Records from a dataset:

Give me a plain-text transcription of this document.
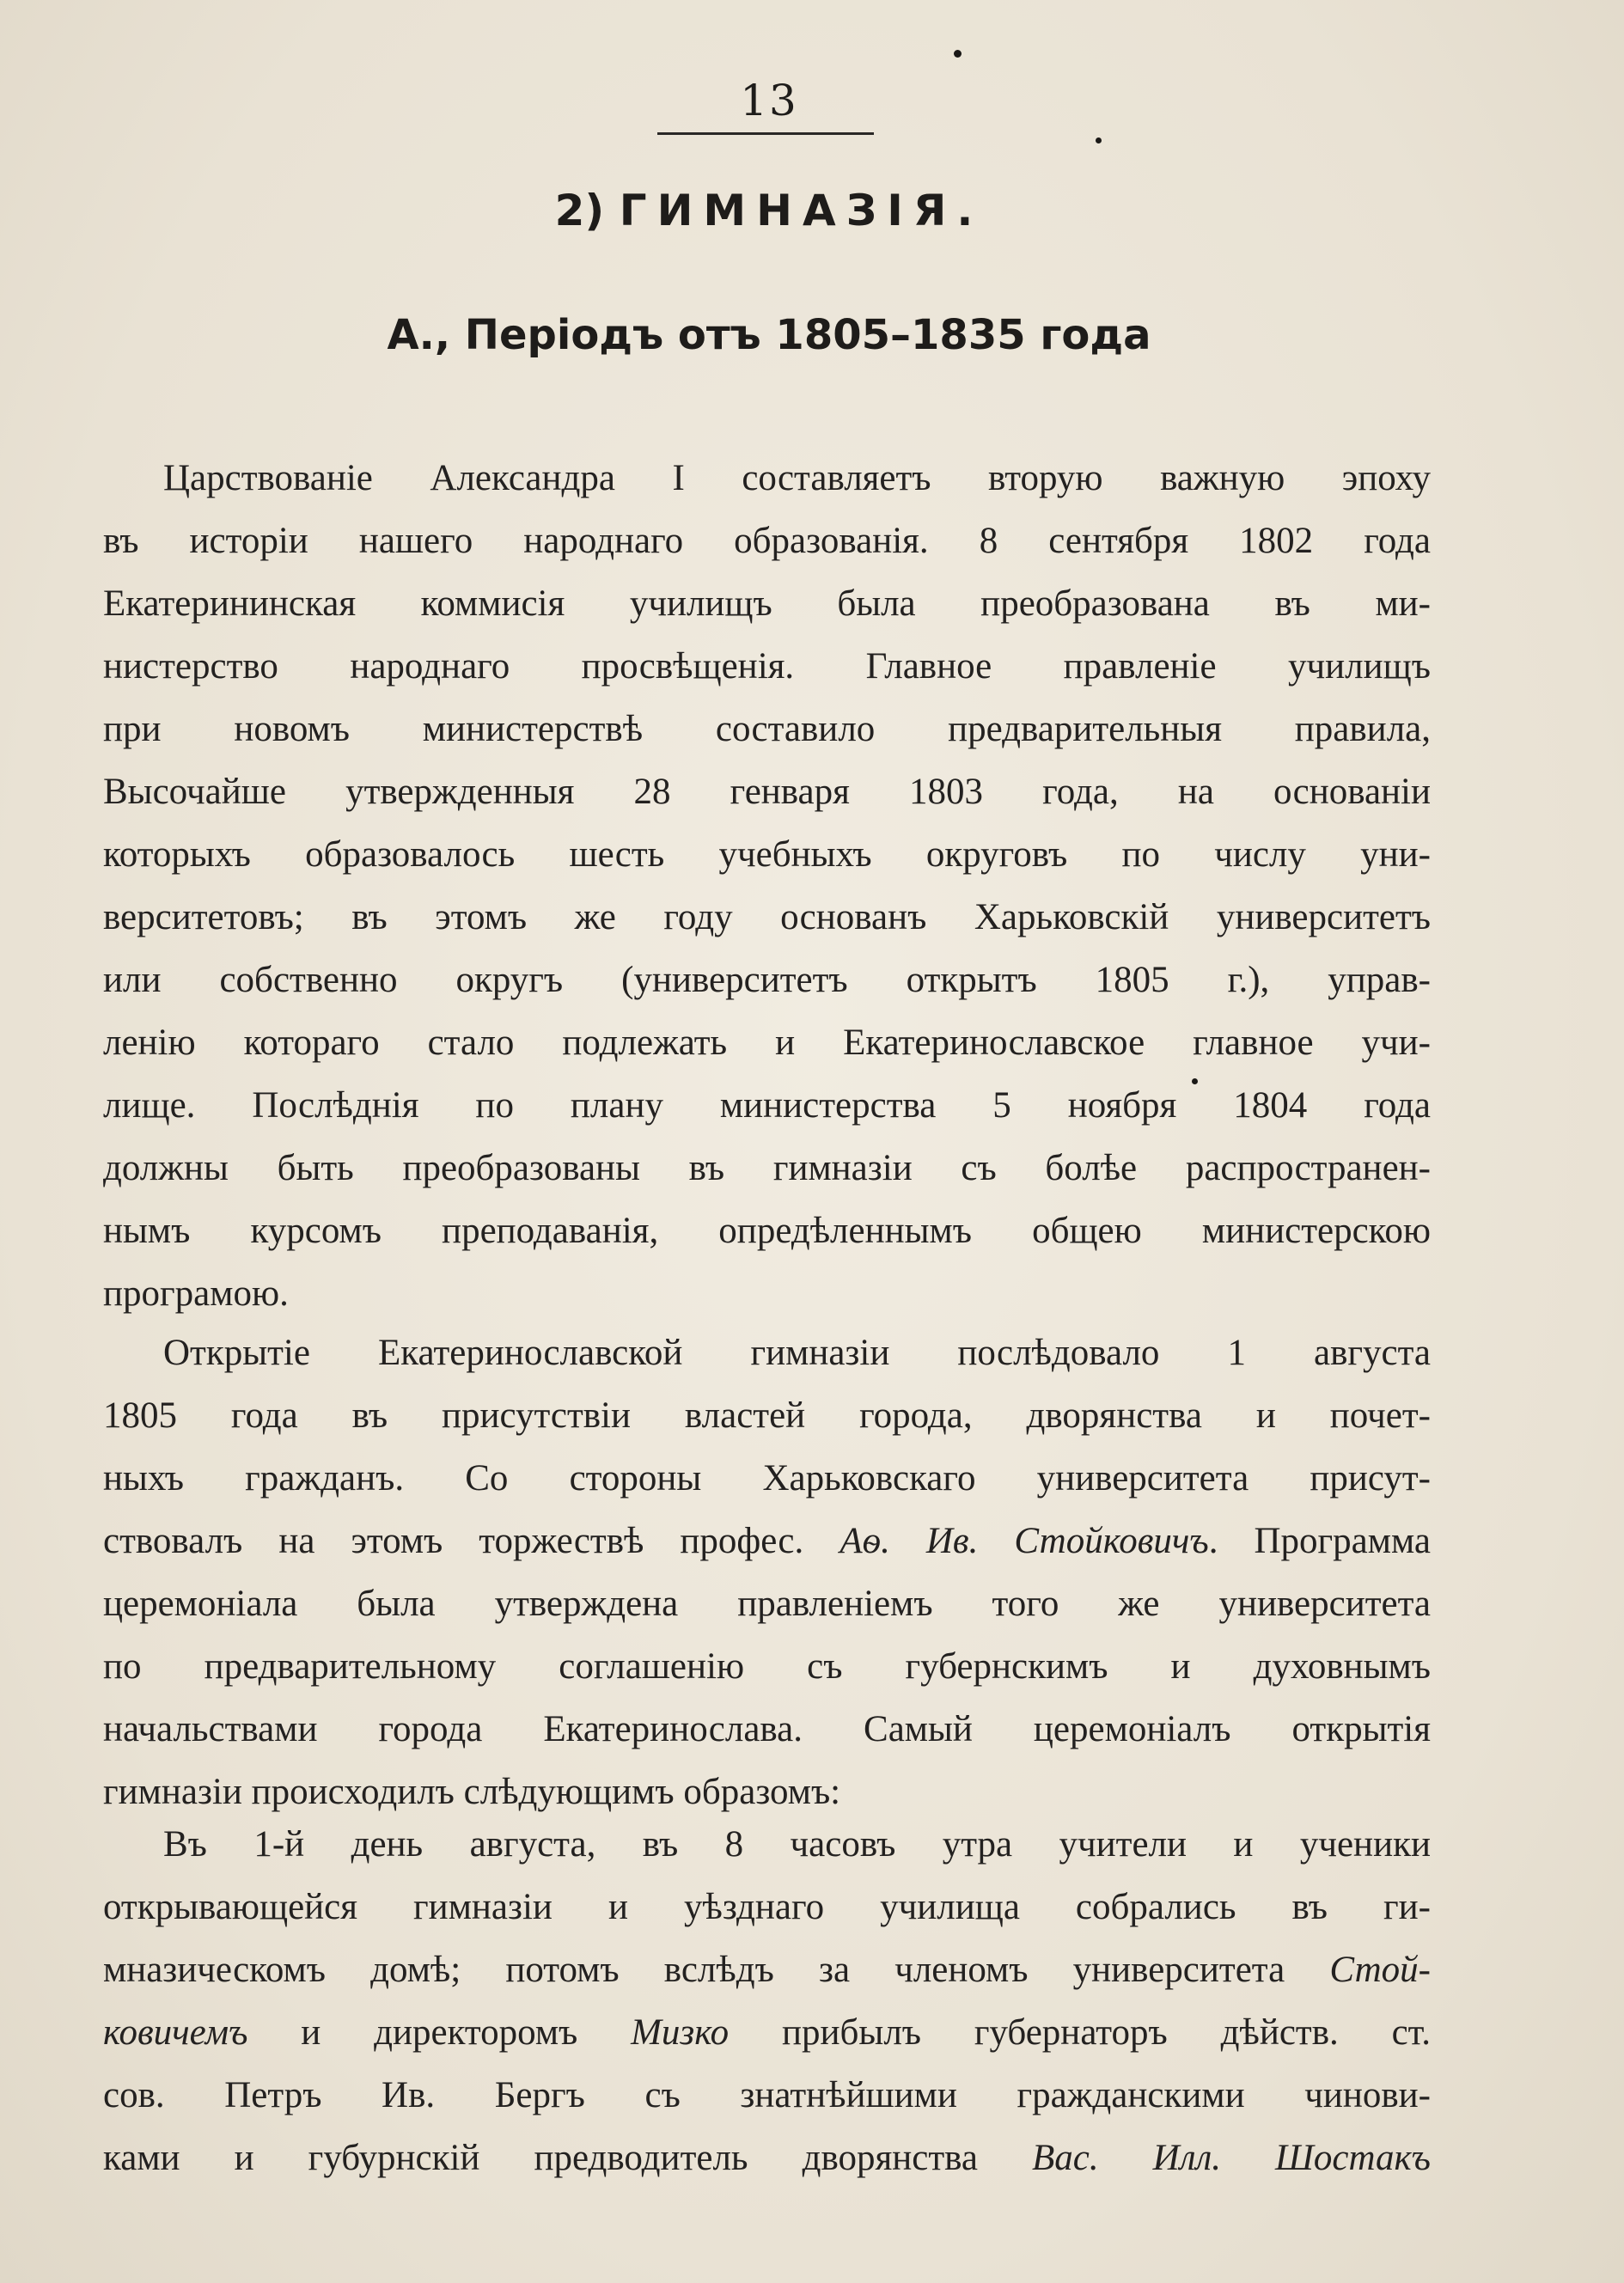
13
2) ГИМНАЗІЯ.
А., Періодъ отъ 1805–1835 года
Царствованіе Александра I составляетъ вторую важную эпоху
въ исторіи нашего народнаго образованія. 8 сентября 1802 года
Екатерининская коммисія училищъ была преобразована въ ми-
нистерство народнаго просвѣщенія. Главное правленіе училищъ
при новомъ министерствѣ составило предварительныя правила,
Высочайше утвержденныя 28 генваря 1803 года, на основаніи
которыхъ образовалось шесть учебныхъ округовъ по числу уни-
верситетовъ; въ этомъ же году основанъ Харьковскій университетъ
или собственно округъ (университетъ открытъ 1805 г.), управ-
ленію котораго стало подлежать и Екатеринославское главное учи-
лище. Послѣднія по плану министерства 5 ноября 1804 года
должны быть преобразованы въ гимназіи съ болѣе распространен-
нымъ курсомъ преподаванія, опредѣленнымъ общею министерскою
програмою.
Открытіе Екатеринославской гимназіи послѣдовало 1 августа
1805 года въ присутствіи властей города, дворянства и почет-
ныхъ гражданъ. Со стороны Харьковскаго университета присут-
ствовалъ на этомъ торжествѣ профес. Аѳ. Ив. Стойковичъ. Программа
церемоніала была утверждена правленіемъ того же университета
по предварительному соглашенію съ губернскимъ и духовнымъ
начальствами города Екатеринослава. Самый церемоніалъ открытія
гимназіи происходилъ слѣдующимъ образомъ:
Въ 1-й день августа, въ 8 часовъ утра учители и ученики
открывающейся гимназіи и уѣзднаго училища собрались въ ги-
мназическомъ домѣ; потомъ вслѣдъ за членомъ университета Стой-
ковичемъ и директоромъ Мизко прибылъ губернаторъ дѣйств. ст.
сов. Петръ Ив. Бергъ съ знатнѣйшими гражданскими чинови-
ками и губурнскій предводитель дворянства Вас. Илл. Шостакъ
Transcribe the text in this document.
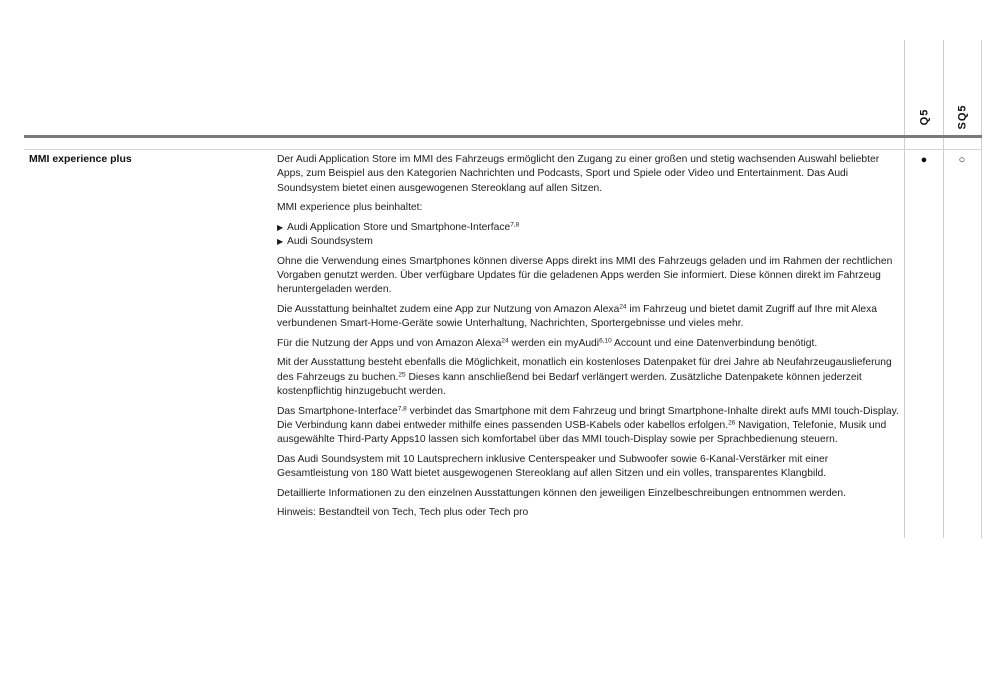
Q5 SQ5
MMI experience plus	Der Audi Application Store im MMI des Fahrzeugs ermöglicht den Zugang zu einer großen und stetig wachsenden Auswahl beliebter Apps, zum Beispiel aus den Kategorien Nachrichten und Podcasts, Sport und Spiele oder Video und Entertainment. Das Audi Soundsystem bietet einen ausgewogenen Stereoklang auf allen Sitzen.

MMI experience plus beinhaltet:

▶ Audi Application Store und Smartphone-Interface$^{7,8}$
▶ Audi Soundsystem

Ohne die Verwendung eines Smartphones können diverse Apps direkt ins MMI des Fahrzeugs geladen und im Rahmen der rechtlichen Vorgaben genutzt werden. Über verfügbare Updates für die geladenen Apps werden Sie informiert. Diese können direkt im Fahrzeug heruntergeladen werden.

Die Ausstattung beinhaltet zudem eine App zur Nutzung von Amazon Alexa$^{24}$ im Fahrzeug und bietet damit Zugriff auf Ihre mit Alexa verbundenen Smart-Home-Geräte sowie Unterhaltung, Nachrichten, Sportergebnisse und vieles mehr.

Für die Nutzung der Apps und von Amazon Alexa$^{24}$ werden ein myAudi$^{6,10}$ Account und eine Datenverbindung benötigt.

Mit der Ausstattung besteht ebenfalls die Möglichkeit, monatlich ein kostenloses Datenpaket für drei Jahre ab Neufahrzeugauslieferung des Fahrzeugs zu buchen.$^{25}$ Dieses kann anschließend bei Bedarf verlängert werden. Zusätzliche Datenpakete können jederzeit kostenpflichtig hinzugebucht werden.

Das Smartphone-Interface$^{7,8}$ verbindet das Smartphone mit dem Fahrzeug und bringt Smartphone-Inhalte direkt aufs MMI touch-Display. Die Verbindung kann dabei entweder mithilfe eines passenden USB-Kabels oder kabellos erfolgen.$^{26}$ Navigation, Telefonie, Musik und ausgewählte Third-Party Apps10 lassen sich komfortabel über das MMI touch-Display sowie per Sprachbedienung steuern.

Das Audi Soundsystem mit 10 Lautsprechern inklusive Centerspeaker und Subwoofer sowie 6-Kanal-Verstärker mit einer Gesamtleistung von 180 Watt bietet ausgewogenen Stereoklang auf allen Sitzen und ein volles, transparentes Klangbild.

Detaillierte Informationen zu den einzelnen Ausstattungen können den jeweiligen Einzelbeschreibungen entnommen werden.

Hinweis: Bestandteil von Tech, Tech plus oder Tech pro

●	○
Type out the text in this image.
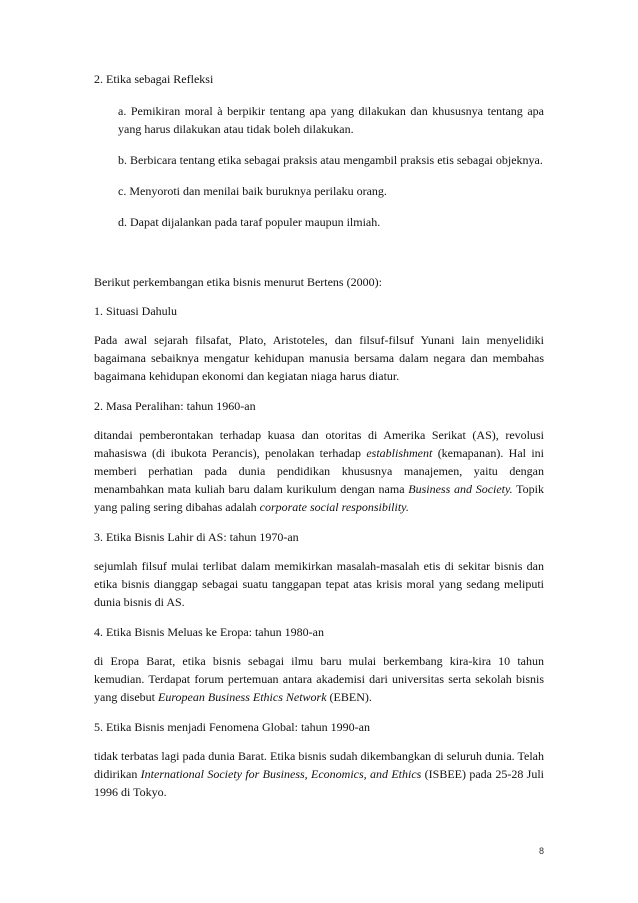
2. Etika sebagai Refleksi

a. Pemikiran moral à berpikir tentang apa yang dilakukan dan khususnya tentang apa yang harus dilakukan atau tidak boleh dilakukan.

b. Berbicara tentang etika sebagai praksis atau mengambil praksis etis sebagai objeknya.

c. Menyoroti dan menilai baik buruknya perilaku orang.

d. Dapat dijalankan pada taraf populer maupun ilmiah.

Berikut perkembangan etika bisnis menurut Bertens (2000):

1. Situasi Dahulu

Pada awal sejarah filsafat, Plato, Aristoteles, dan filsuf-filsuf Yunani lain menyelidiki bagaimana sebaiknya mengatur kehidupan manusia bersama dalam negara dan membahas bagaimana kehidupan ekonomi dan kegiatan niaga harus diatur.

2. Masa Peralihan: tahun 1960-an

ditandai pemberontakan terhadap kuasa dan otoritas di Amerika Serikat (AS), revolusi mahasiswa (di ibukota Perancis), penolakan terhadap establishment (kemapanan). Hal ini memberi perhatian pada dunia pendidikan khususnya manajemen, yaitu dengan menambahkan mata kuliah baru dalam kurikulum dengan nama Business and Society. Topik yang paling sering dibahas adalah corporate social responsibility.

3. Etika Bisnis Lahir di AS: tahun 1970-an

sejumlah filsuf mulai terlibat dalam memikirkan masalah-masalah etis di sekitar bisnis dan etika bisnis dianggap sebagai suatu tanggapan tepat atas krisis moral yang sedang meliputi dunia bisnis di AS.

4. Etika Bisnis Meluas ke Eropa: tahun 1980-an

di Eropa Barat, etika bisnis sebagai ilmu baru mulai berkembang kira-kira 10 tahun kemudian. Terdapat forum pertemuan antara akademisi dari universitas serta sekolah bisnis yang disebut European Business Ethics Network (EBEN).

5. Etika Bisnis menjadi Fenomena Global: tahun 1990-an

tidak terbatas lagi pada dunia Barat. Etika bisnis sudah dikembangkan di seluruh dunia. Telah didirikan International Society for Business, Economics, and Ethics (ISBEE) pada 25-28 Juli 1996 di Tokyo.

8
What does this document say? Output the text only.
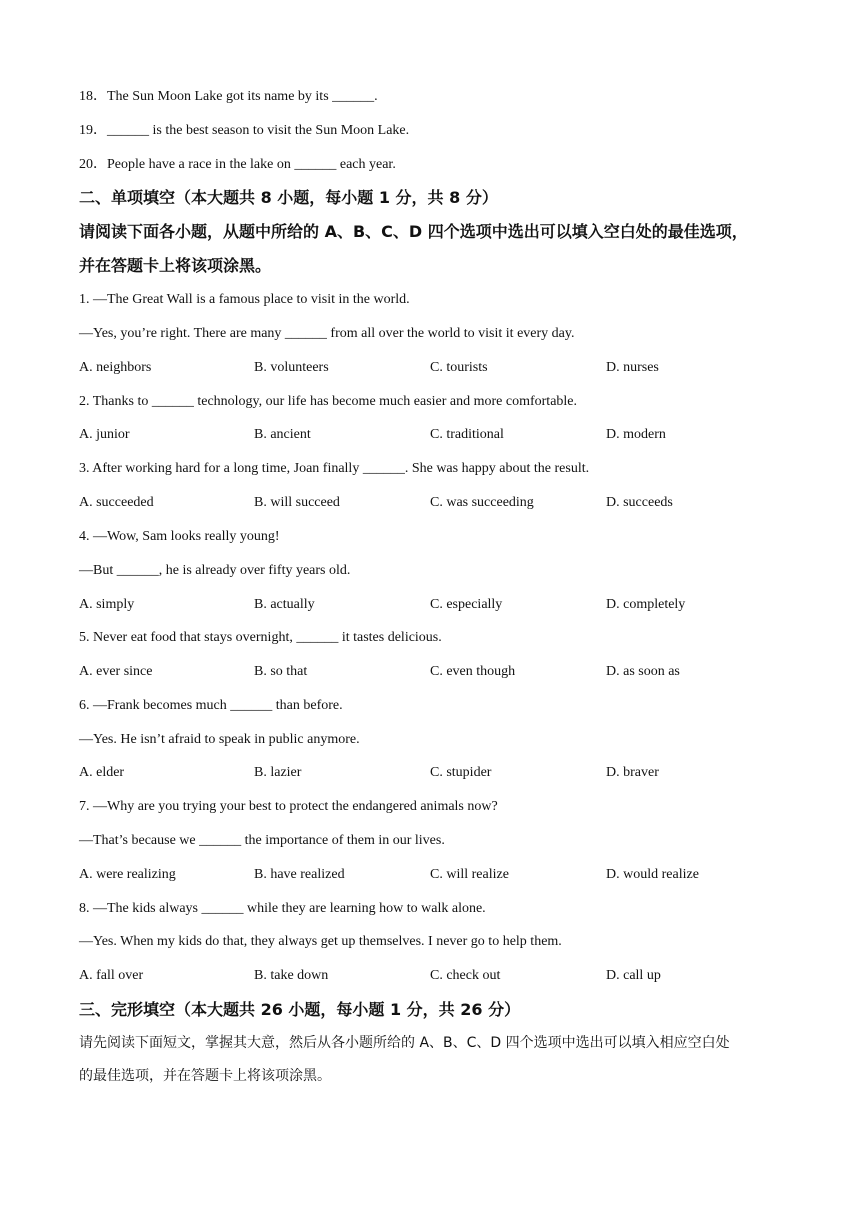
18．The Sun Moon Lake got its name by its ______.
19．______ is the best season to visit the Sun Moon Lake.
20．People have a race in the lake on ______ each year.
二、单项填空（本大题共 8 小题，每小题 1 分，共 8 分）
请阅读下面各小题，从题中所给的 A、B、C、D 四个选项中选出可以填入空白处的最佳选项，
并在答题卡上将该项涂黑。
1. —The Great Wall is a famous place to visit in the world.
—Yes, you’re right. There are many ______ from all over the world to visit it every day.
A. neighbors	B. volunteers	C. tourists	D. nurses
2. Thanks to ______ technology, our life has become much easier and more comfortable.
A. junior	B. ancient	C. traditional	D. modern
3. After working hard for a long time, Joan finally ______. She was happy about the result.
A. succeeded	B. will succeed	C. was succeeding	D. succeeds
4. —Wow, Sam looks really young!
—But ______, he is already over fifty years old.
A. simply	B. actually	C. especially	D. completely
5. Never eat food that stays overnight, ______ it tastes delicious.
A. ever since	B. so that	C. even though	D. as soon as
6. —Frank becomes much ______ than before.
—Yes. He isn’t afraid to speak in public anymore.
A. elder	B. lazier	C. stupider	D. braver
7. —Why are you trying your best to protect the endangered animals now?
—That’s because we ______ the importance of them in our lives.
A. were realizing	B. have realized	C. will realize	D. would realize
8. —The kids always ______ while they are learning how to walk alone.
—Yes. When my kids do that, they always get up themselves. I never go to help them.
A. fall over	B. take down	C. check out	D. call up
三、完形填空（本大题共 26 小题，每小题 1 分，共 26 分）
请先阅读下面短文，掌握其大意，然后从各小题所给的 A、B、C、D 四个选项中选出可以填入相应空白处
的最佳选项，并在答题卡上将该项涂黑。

- Goal -
Across the records above, count the lines holding "года" and reply with that number alone.

- Reply to the task -
5